> **EXERCISE PROMPT**
Output as a JSON list of strings, one string per line, the lines from the one containing "Segment this screenshot: for" through the one containing "section-heading-1: 1. KNOW", both included and blank lines omitted.

--- begin RECORDS FOR THE EXERCISE ---

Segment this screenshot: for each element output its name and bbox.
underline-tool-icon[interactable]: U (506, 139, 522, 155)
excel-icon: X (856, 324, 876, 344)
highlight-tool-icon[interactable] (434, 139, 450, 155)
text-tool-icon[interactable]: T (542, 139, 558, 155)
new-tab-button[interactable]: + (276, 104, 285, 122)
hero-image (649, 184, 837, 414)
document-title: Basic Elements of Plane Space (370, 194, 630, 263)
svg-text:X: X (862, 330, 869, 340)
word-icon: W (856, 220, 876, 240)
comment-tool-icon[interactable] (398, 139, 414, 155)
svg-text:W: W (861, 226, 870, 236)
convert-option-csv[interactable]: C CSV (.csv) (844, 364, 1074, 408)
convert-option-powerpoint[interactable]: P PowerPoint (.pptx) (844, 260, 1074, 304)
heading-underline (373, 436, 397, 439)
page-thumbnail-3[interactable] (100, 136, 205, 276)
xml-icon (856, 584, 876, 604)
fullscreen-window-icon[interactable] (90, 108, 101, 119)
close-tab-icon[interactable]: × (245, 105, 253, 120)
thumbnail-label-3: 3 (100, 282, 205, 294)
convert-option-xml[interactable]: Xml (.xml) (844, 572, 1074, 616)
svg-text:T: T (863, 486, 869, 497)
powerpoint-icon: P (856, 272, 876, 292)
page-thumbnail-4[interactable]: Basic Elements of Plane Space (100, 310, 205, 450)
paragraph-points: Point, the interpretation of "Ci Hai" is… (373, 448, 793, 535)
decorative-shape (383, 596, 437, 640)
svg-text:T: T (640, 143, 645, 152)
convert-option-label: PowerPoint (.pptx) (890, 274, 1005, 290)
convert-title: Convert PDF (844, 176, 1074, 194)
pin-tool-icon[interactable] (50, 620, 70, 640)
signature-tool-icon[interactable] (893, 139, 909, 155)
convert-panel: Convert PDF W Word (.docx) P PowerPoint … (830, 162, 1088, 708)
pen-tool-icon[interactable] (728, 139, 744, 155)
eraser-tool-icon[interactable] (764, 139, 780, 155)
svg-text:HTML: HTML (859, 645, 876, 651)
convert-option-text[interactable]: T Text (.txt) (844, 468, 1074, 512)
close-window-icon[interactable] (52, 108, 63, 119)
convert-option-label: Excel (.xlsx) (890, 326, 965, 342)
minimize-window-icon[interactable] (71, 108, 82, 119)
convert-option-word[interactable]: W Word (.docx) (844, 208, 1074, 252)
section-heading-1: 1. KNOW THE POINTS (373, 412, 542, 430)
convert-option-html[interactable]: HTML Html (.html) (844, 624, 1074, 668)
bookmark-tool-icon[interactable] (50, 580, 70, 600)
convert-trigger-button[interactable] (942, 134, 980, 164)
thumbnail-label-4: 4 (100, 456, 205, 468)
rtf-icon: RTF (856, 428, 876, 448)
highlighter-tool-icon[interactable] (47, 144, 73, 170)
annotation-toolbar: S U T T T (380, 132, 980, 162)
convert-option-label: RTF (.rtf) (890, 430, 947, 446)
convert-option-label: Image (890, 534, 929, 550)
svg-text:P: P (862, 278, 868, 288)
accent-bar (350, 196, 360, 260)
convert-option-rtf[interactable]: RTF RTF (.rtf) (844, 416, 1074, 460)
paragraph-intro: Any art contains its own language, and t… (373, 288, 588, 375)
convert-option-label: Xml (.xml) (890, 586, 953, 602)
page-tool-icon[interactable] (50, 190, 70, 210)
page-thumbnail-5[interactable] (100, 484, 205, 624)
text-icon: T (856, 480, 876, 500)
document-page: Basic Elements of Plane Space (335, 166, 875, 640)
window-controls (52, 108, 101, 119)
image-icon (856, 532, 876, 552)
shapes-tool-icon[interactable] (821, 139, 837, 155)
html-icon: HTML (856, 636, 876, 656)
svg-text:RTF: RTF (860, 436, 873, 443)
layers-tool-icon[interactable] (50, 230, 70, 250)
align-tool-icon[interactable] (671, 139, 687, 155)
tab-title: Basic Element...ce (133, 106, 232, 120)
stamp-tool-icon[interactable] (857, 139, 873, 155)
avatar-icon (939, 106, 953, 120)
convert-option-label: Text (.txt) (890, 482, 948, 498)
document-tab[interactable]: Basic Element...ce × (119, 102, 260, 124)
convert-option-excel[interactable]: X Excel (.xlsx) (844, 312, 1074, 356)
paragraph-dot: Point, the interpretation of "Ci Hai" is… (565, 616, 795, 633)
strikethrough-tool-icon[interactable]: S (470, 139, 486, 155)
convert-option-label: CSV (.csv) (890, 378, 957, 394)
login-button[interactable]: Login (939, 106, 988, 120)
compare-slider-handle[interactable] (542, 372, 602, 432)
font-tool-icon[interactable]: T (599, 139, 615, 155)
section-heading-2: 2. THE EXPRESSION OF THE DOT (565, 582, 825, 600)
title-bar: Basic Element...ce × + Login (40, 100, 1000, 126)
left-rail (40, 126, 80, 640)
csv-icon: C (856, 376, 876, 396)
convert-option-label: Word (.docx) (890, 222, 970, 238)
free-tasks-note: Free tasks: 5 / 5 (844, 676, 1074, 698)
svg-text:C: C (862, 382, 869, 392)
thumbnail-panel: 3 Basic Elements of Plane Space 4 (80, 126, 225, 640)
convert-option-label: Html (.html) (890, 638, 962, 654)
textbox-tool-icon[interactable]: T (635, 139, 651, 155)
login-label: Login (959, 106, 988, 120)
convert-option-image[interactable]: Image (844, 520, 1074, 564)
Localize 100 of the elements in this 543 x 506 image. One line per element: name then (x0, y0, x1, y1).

--- end RECORDS FOR THE EXERCISE ---
--- begin RECORDS FOR THE EXERCISE ---

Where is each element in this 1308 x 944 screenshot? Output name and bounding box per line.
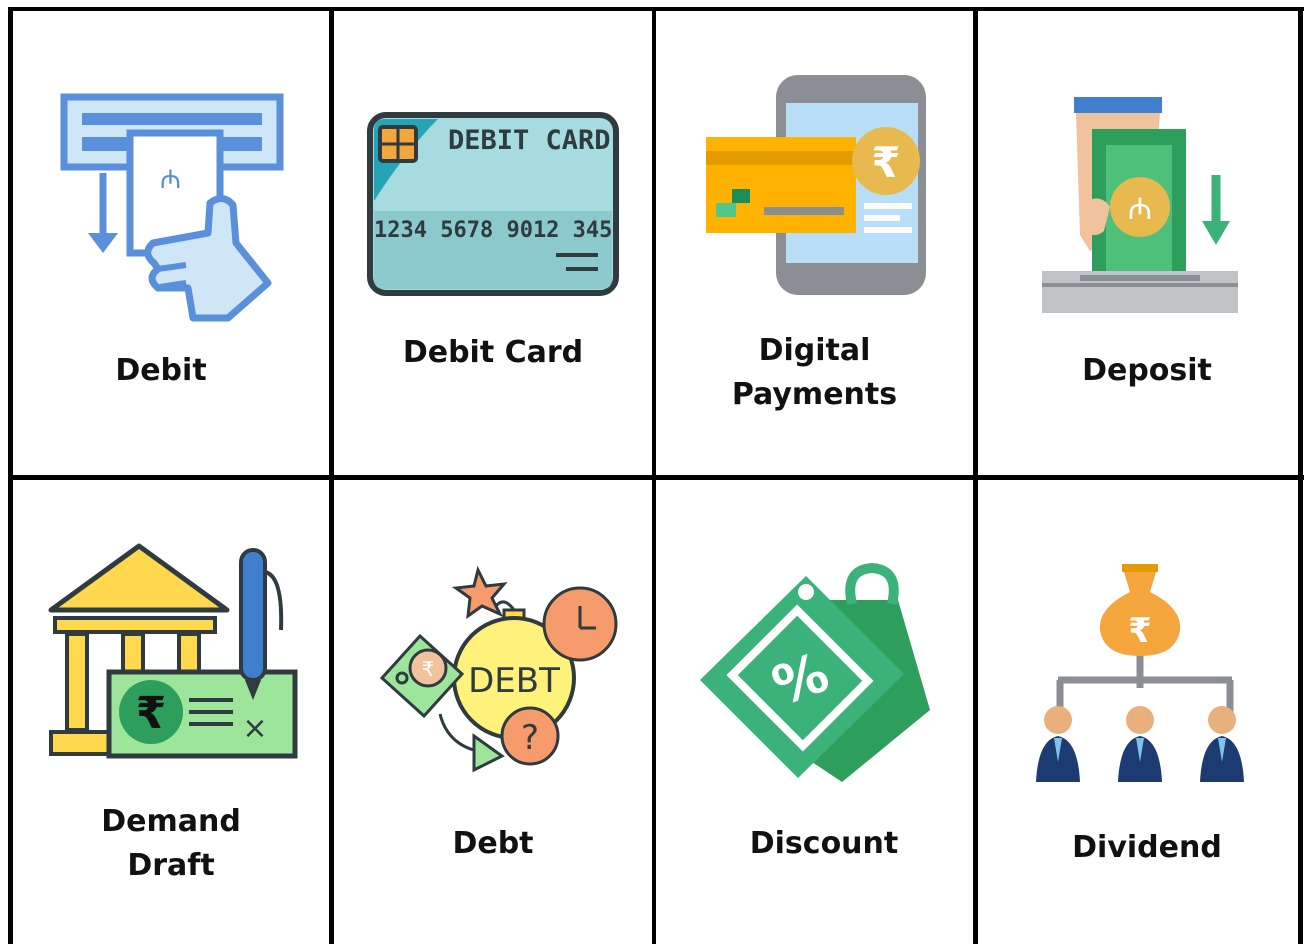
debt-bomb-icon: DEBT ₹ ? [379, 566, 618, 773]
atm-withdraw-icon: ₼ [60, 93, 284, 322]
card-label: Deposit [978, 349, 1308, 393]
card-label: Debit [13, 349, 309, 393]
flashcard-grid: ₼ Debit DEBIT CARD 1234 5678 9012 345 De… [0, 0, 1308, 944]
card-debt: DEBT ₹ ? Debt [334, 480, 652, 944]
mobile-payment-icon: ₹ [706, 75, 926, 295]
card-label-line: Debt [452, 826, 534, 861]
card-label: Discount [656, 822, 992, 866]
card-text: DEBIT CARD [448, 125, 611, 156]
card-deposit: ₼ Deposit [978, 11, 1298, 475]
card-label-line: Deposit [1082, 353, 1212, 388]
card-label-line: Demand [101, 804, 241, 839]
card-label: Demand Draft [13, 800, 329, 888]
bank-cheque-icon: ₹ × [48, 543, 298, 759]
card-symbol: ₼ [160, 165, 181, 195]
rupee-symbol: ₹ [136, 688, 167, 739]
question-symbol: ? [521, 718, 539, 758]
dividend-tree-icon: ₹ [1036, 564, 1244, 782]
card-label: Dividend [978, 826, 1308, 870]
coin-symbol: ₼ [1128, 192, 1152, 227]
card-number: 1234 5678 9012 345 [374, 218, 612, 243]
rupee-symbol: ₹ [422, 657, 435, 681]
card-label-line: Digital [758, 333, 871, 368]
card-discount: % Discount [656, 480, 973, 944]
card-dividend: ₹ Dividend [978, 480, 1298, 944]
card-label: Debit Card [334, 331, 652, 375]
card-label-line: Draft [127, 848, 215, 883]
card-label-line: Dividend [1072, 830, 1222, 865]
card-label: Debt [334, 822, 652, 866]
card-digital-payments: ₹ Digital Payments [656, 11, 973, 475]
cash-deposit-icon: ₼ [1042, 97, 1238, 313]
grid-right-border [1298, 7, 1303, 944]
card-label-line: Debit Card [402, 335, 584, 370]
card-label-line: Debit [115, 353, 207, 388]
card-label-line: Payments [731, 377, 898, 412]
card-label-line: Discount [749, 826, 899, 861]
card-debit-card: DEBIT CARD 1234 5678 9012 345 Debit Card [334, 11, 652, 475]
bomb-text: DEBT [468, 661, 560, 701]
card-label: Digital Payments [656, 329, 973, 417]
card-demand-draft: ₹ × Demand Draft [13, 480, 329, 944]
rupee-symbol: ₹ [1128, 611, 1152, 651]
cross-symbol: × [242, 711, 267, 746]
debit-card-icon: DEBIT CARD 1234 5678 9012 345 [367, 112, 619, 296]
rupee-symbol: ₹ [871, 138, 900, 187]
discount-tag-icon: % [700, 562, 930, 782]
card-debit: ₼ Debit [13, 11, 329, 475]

--- end RECORDS FOR THE EXERCISE ---

> **FINAL RESULT**
[
  "Segment this screenshot: for each element output its name and bbox.",
  "underline-tool-icon[interactable]: U (506, 139, 522, 155)",
  "excel-icon: X (856, 324, 876, 344)",
  "highlight-tool-icon[interactable] (434, 139, 450, 155)",
  "text-tool-icon[interactable]: T (542, 139, 558, 155)",
  "new-tab-button[interactable]: + (276, 104, 285, 122)",
  "hero-image (649, 184, 837, 414)",
  "document-title: Basic Elements of Plane Space (370, 194, 630, 263)",
  "svg-text:X: X (862, 330, 869, 340)",
  "word-icon: W (856, 220, 876, 240)",
  "comment-tool-icon[interactable] (398, 139, 414, 155)",
  "svg-text:W: W (861, 226, 870, 236)",
  "convert-option-csv[interactable]: C CSV (.csv) (844, 364, 1074, 408)",
  "convert-option-powerpoint[interactable]: P PowerPoint (.pptx) (844, 260, 1074, 304)",
  "heading-underline (373, 436, 397, 439)",
  "page-thumbnail-3[interactable] (100, 136, 205, 276)",
  "xml-icon (856, 584, 876, 604)",
  "fullscreen-window-icon[interactable] (90, 108, 101, 119)",
  "close-tab-icon[interactable]: × (245, 105, 253, 120)",
  "thumbnail-label-3: 3 (100, 282, 205, 294)",
  "convert-option-xml[interactable]: Xml (.xml) (844, 572, 1074, 616)",
  "svg-text:T: T (863, 486, 869, 497)",
  "powerpoint-icon: P (856, 272, 876, 292)",
  "page-thumbnail-4[interactable]: Basic Elements of Plane Space (100, 310, 205, 450)",
  "paragraph-points: Point, the interpretation of \"Ci Hai\" is… (373, 448, 793, 535)",
  "decorative-shape (383, 596, 437, 640)",
  "svg-text:T: T (640, 143, 645, 152)",
  "convert-option-label: PowerPoint (.pptx) (890, 274, 1005, 290)",
  "convert-title: Convert PDF (844, 176, 1074, 194)",
  "pin-tool-icon[interactable] (50, 620, 70, 640)",
  "signature-tool-icon[interactable] (893, 139, 909, 155)",
  "convert-panel: Convert PDF W Word (.docx) P PowerPoint … (830, 162, 1088, 708)",
  "pen-tool-icon[interactable] (728, 139, 744, 155)",
  "eraser-tool-icon[interactable] (764, 139, 780, 155)",
  "svg-text:HTML: HTML (859, 645, 876, 651)",
  "convert-option-text[interactable]: T Text (.txt) (844, 468, 1074, 512)",
  "close-window-icon[interactable] (52, 108, 63, 119)",
  "convert-option-label: Excel (.xlsx) (890, 326, 965, 342)",
  "minimize-window-icon[interactable] (71, 108, 82, 119)",
  "convert-option-word[interactable]: W Word (.docx) (844, 208, 1074, 252)",
  "section-heading-1: 1. KNOW THE POINTS (373, 412, 542, 430)"
]